GOAL
Where a line in the listing contains the string "hour", copy that line out.

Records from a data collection
▬▬▬▬▬▬

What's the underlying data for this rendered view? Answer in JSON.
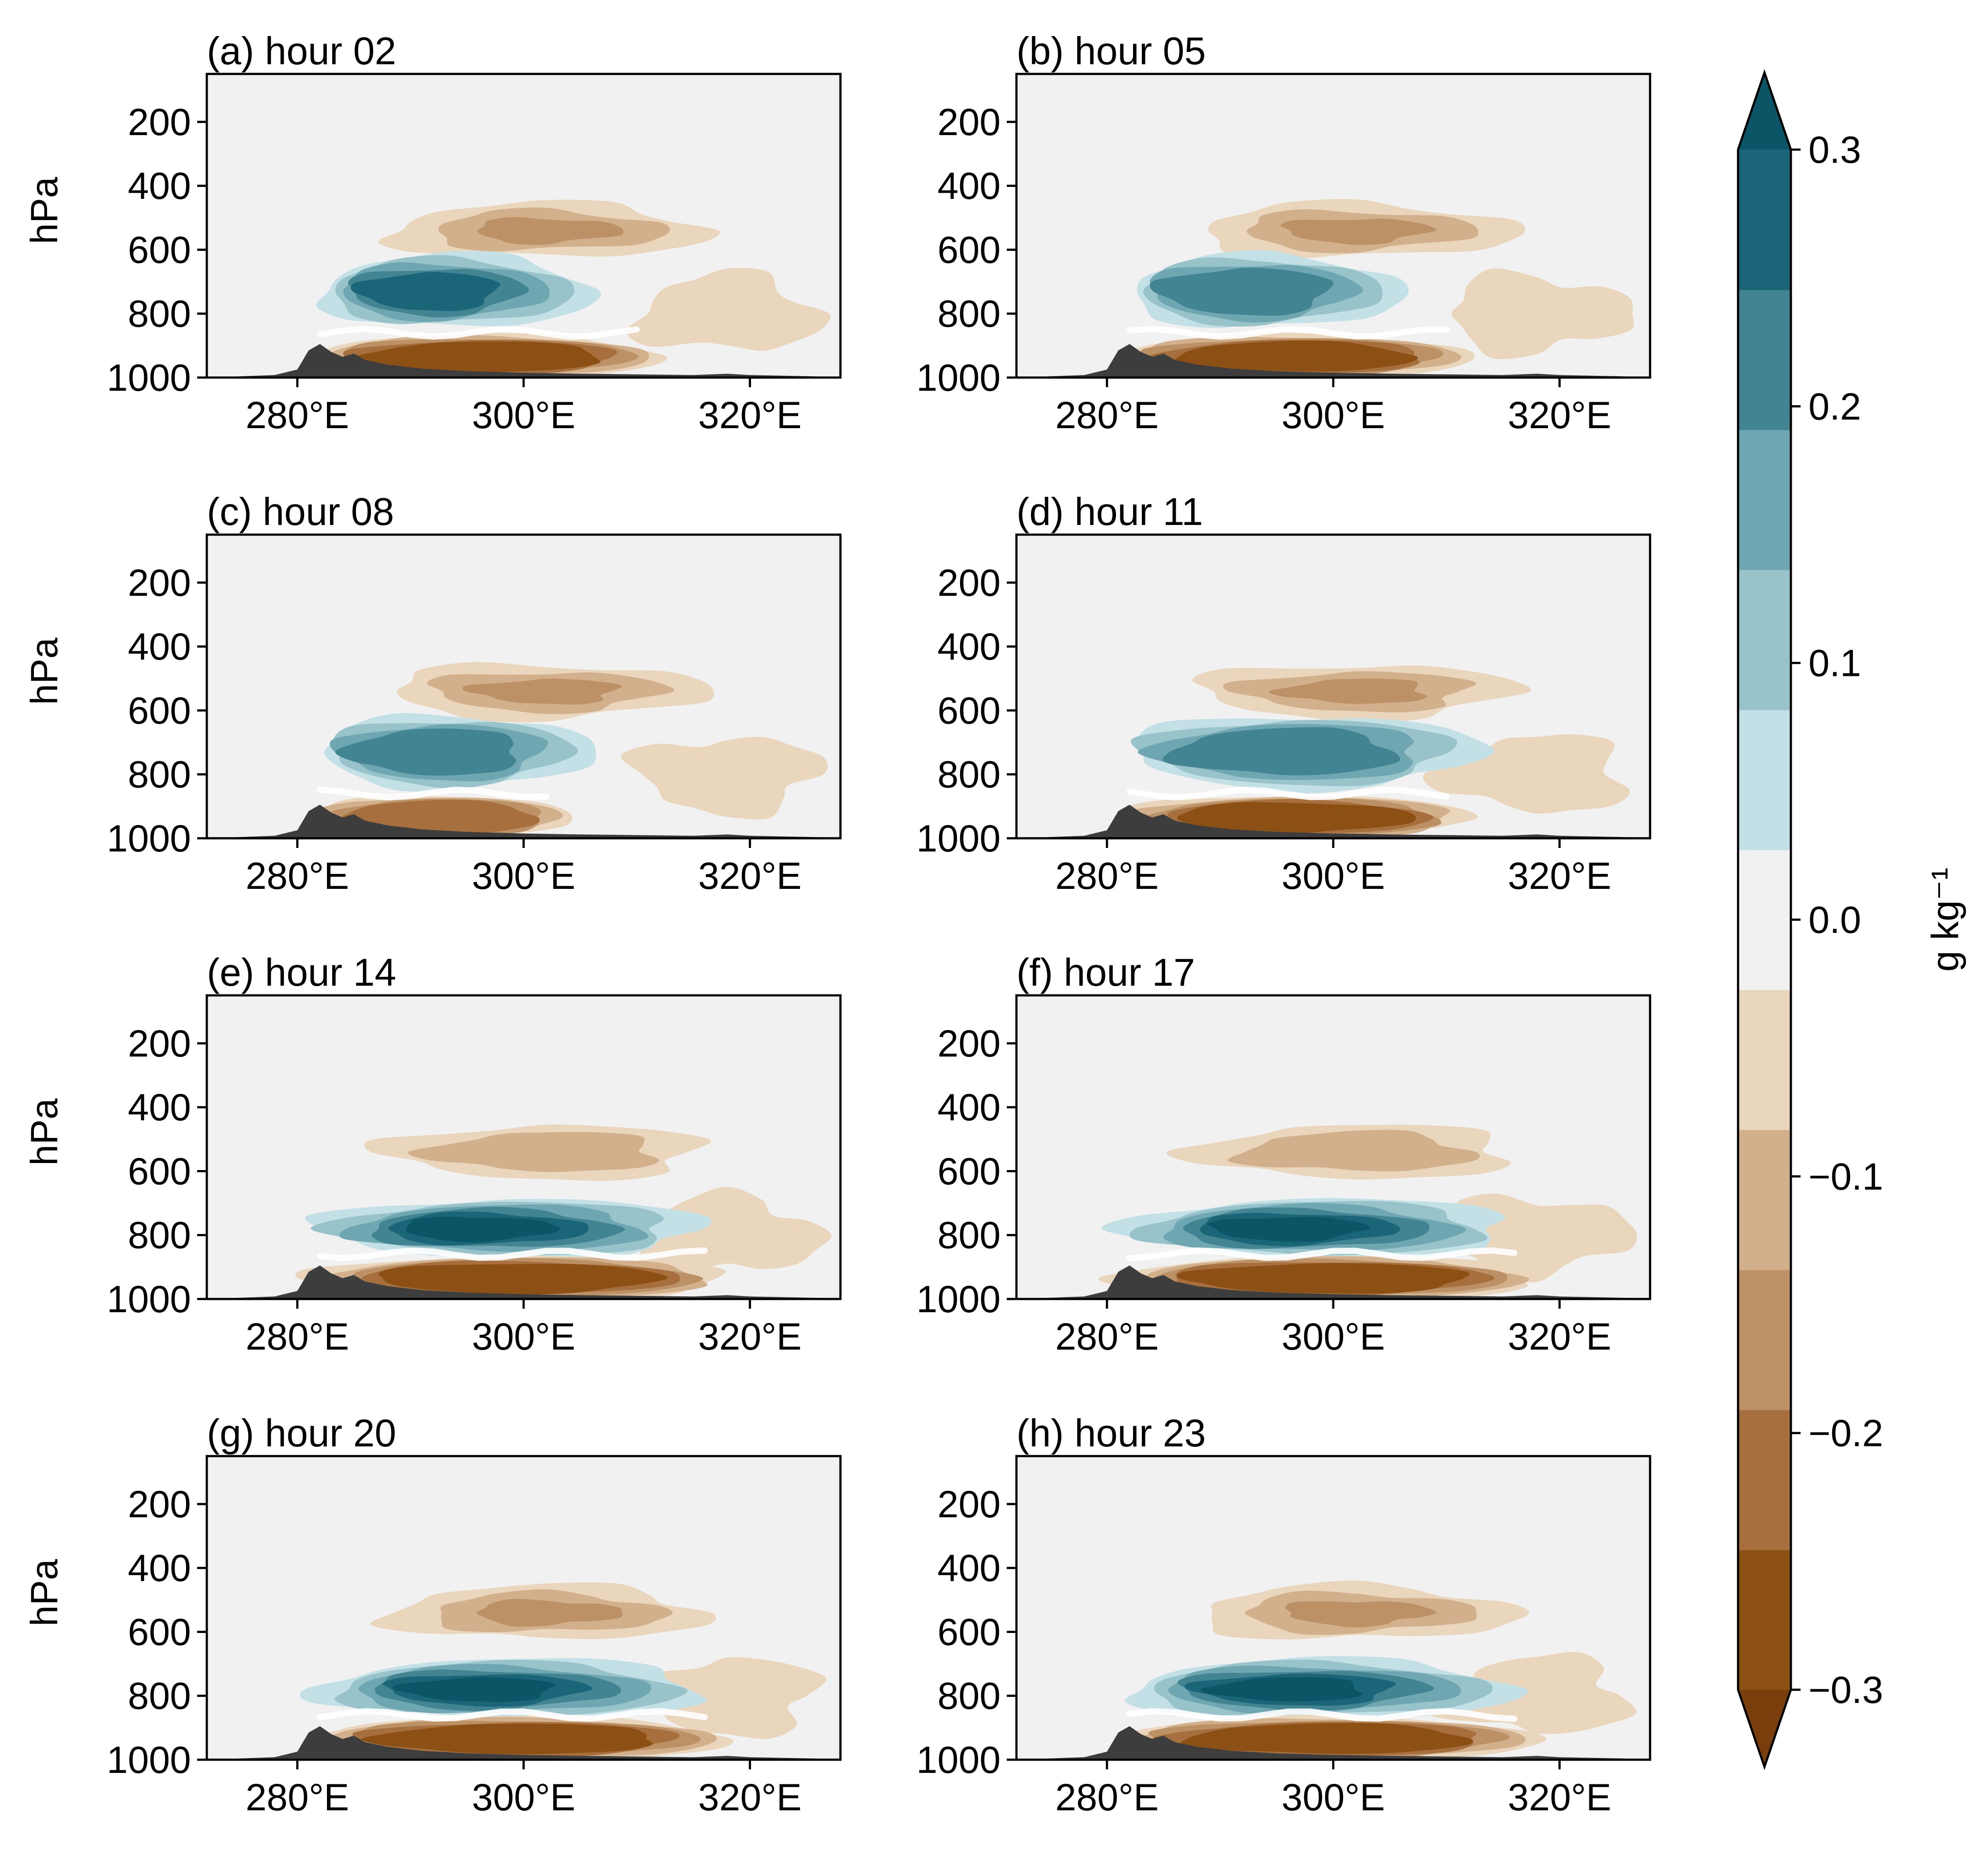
{
  "chart_data": {
    "type": "contourf",
    "y_axis": {
      "label": "hPa",
      "ticks": [
        200,
        400,
        600,
        800,
        1000
      ],
      "range": [
        1000,
        50
      ]
    },
    "x_axis": {
      "ticks": [
        "280°E",
        "300°E",
        "320°E"
      ],
      "tick_values": [
        280,
        300,
        320
      ],
      "range": [
        272,
        328
      ]
    },
    "colorbar": {
      "label": "g kg⁻¹",
      "ticks": [
        "0.3",
        "0.2",
        "0.1",
        "0.0",
        "−0.1",
        "−0.2",
        "−0.3"
      ],
      "tick_values": [
        0.3,
        0.2,
        0.1,
        0.0,
        -0.1,
        -0.2,
        -0.3
      ],
      "levels": [
        -0.3,
        -0.25,
        -0.2,
        -0.15,
        -0.1,
        -0.05,
        0.05,
        0.1,
        0.15,
        0.2,
        0.25,
        0.3
      ],
      "extend": "both",
      "colors": [
        "#8c4f14",
        "#a66f3d",
        "#bc9166",
        "#d2b08c",
        "#e9d6bd",
        "#f1f1f1",
        "#c2e0e6",
        "#98c3cb",
        "#6ea6b1",
        "#438493",
        "#1a6678",
        "#0b5566",
        "#7a3d0c"
      ]
    },
    "background_color": "#f1f1f1",
    "terrain_color": "#3d3d3d",
    "panels": [
      {
        "title": "(a) hour 02",
        "positive_intensity": 0.25,
        "negative_intensity": 0.28,
        "upper_negative": 0.18
      },
      {
        "title": "(b) hour 05",
        "positive_intensity": 0.22,
        "negative_intensity": 0.28,
        "upper_negative": 0.18
      },
      {
        "title": "(c) hour 08",
        "positive_intensity": 0.2,
        "negative_intensity": 0.22,
        "upper_negative": 0.15
      },
      {
        "title": "(d) hour 11",
        "positive_intensity": 0.22,
        "negative_intensity": 0.3,
        "upper_negative": 0.14
      },
      {
        "title": "(e) hour 14",
        "positive_intensity": 0.32,
        "negative_intensity": 0.32,
        "upper_negative": 0.12
      },
      {
        "title": "(f) hour 17",
        "positive_intensity": 0.32,
        "negative_intensity": 0.32,
        "upper_negative": 0.12
      },
      {
        "title": "(g) hour 20",
        "positive_intensity": 0.3,
        "negative_intensity": 0.32,
        "upper_negative": 0.14
      },
      {
        "title": "(h) hour 23",
        "positive_intensity": 0.3,
        "negative_intensity": 0.32,
        "upper_negative": 0.15
      }
    ]
  }
}
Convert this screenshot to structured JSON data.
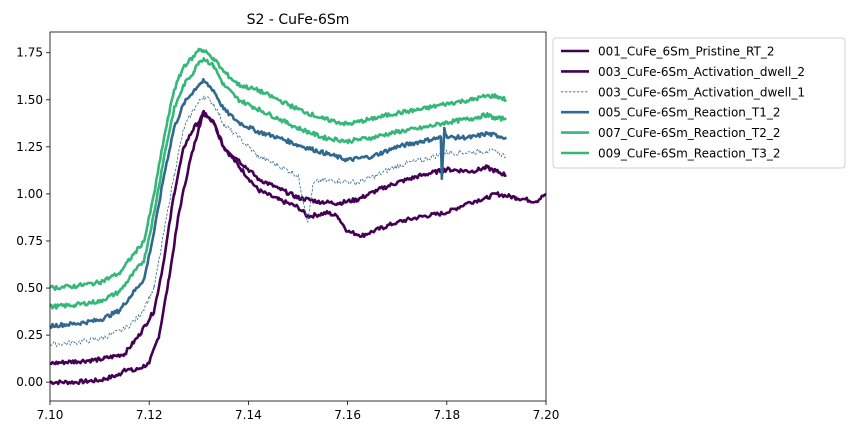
{
  "chart_data": {
    "type": "line",
    "title": "S2 - CuFe-6Sm",
    "xlabel": "",
    "ylabel": "",
    "xlim": [
      7.1,
      7.2
    ],
    "ylim": [
      -0.1,
      1.86
    ],
    "x_ticks": [
      "7.10",
      "7.12",
      "7.14",
      "7.16",
      "7.18",
      "7.20"
    ],
    "x_tick_values": [
      7.1,
      7.12,
      7.14,
      7.16,
      7.18,
      7.2
    ],
    "y_ticks": [
      "0.00",
      "0.25",
      "0.50",
      "0.75",
      "1.00",
      "1.25",
      "1.50",
      "1.75"
    ],
    "y_tick_values": [
      0.0,
      0.25,
      0.5,
      0.75,
      1.0,
      1.25,
      1.5,
      1.75
    ],
    "grid": false,
    "legend_position": "outside-right",
    "series": [
      {
        "name": "001_CuFe_6Sm_Pristine_RT_2",
        "color": "#440154",
        "style": "solid",
        "x": [
          7.1,
          7.105,
          7.11,
          7.114,
          7.115,
          7.117,
          7.12,
          7.122,
          7.124,
          7.126,
          7.128,
          7.13,
          7.131,
          7.133,
          7.135,
          7.138,
          7.142,
          7.146,
          7.15,
          7.152,
          7.156,
          7.158,
          7.16,
          7.163,
          7.167,
          7.17,
          7.175,
          7.18,
          7.184,
          7.188,
          7.19,
          7.194,
          7.198,
          7.2
        ],
        "y": [
          0.0,
          0.0,
          0.01,
          0.04,
          0.07,
          0.06,
          0.1,
          0.25,
          0.55,
          0.9,
          1.15,
          1.35,
          1.44,
          1.38,
          1.25,
          1.15,
          1.02,
          0.97,
          0.93,
          0.88,
          0.9,
          0.88,
          0.8,
          0.78,
          0.82,
          0.85,
          0.88,
          0.9,
          0.95,
          0.98,
          1.0,
          0.98,
          0.96,
          1.0
        ]
      },
      {
        "name": "003_CuFe-6Sm_Activation_dwell_2",
        "color": "#440154",
        "style": "solid",
        "x": [
          7.1,
          7.105,
          7.11,
          7.115,
          7.118,
          7.121,
          7.123,
          7.125,
          7.127,
          7.129,
          7.131,
          7.133,
          7.135,
          7.138,
          7.142,
          7.146,
          7.15,
          7.154,
          7.158,
          7.162,
          7.166,
          7.17,
          7.175,
          7.18,
          7.185,
          7.188,
          7.19,
          7.192
        ],
        "y": [
          0.1,
          0.11,
          0.12,
          0.15,
          0.25,
          0.38,
          0.65,
          1.0,
          1.25,
          1.35,
          1.42,
          1.38,
          1.25,
          1.18,
          1.08,
          1.03,
          0.98,
          0.96,
          0.95,
          0.97,
          1.02,
          1.06,
          1.1,
          1.13,
          1.12,
          1.14,
          1.12,
          1.1
        ]
      },
      {
        "name": "003_CuFe-6Sm_Activation_dwell_1",
        "color": "#31688e",
        "style": "dashed",
        "x": [
          7.1,
          7.105,
          7.11,
          7.115,
          7.118,
          7.121,
          7.123,
          7.125,
          7.127,
          7.129,
          7.131,
          7.133,
          7.135,
          7.138,
          7.142,
          7.146,
          7.15,
          7.152,
          7.153,
          7.154,
          7.158,
          7.162,
          7.166,
          7.17,
          7.175,
          7.18,
          7.185,
          7.188,
          7.19,
          7.192
        ],
        "y": [
          0.2,
          0.21,
          0.23,
          0.28,
          0.35,
          0.5,
          0.8,
          1.1,
          1.35,
          1.45,
          1.52,
          1.48,
          1.37,
          1.3,
          1.2,
          1.15,
          1.1,
          0.85,
          1.05,
          1.07,
          1.07,
          1.06,
          1.1,
          1.15,
          1.18,
          1.22,
          1.22,
          1.23,
          1.22,
          1.2
        ]
      },
      {
        "name": "005_CuFe-6Sm_Reaction_T1_2",
        "color": "#31688e",
        "style": "solid",
        "x": [
          7.1,
          7.105,
          7.11,
          7.114,
          7.116,
          7.119,
          7.121,
          7.123,
          7.125,
          7.127,
          7.129,
          7.13,
          7.131,
          7.133,
          7.135,
          7.138,
          7.142,
          7.146,
          7.15,
          7.155,
          7.16,
          7.165,
          7.17,
          7.175,
          7.1788,
          7.179,
          7.1795,
          7.18,
          7.185,
          7.188,
          7.19,
          7.192
        ],
        "y": [
          0.3,
          0.31,
          0.33,
          0.38,
          0.45,
          0.55,
          0.8,
          1.1,
          1.35,
          1.48,
          1.55,
          1.58,
          1.6,
          1.55,
          1.45,
          1.38,
          1.33,
          1.3,
          1.26,
          1.22,
          1.18,
          1.2,
          1.25,
          1.28,
          1.3,
          1.08,
          1.35,
          1.3,
          1.3,
          1.32,
          1.31,
          1.3
        ]
      },
      {
        "name": "007_CuFe-6Sm_Reaction_T2_2",
        "color": "#35b779",
        "style": "solid",
        "x": [
          7.1,
          7.105,
          7.11,
          7.114,
          7.116,
          7.119,
          7.121,
          7.123,
          7.125,
          7.127,
          7.129,
          7.13,
          7.131,
          7.133,
          7.135,
          7.138,
          7.142,
          7.146,
          7.15,
          7.155,
          7.16,
          7.165,
          7.17,
          7.175,
          7.18,
          7.185,
          7.188,
          7.19,
          7.192
        ],
        "y": [
          0.4,
          0.41,
          0.43,
          0.48,
          0.55,
          0.65,
          0.9,
          1.2,
          1.45,
          1.58,
          1.65,
          1.7,
          1.72,
          1.68,
          1.58,
          1.5,
          1.45,
          1.4,
          1.35,
          1.3,
          1.28,
          1.3,
          1.33,
          1.35,
          1.38,
          1.4,
          1.42,
          1.4,
          1.4
        ]
      },
      {
        "name": "009_CuFe-6Sm_Reaction_T3_2",
        "color": "#35b779",
        "style": "solid",
        "x": [
          7.1,
          7.105,
          7.11,
          7.114,
          7.116,
          7.119,
          7.121,
          7.123,
          7.125,
          7.127,
          7.129,
          7.13,
          7.131,
          7.133,
          7.135,
          7.138,
          7.142,
          7.146,
          7.15,
          7.155,
          7.16,
          7.165,
          7.17,
          7.175,
          7.18,
          7.185,
          7.188,
          7.19,
          7.192
        ],
        "y": [
          0.5,
          0.51,
          0.53,
          0.58,
          0.65,
          0.75,
          1.0,
          1.3,
          1.55,
          1.68,
          1.73,
          1.77,
          1.76,
          1.72,
          1.65,
          1.58,
          1.55,
          1.5,
          1.45,
          1.4,
          1.37,
          1.4,
          1.43,
          1.45,
          1.48,
          1.5,
          1.52,
          1.52,
          1.5
        ]
      }
    ]
  }
}
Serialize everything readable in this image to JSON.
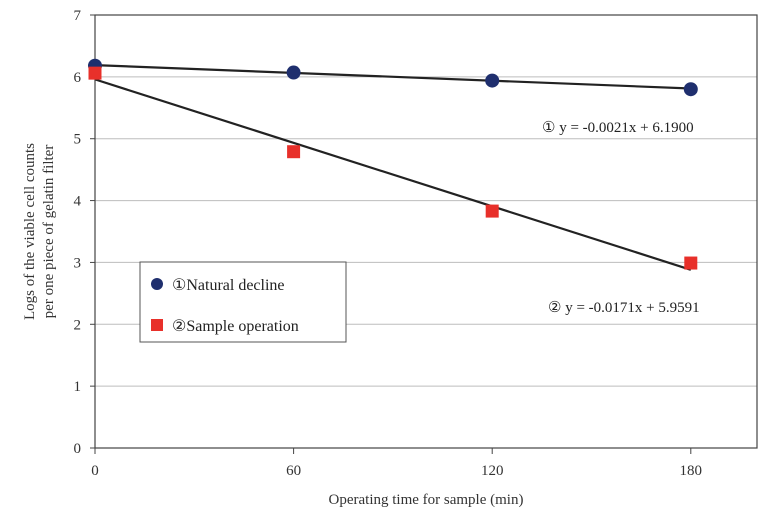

▬▬▬▬▬▬

WRITTEN ANSWER
        "title": "(a) hour 02",
        "title": "(b) hour 05",
        "title": "(c) hour 08",
        "title": "(d) hour 11",
        "title": "(e) hour 14",
        "title": "(f) hour 17",
        "title": "(g) hour 20",
        "title": "(h) hour 23",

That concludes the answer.